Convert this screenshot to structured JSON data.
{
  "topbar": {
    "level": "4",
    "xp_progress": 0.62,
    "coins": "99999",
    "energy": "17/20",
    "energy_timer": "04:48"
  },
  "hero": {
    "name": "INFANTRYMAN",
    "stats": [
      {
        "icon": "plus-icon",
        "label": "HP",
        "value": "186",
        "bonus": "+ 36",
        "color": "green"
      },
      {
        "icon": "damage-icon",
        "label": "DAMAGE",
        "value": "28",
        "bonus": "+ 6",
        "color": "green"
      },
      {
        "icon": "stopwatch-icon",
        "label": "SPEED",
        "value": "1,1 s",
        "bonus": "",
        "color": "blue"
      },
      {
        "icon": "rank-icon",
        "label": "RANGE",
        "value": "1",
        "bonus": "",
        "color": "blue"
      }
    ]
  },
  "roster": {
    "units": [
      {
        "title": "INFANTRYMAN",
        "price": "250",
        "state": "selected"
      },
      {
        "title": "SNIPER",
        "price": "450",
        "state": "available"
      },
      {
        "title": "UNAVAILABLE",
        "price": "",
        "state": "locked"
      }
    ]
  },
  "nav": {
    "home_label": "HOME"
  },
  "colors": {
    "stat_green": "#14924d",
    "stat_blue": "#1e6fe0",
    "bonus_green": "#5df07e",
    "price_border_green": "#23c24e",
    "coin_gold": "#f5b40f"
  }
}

= THE EXERCISE =
Track down every line holding the string "icon" and copy it.

= COMPLETE ANSWER =
        "icon": "plus-icon",
        "icon": "damage-icon",
        "icon": "stopwatch-icon",
        "icon": "rank-icon",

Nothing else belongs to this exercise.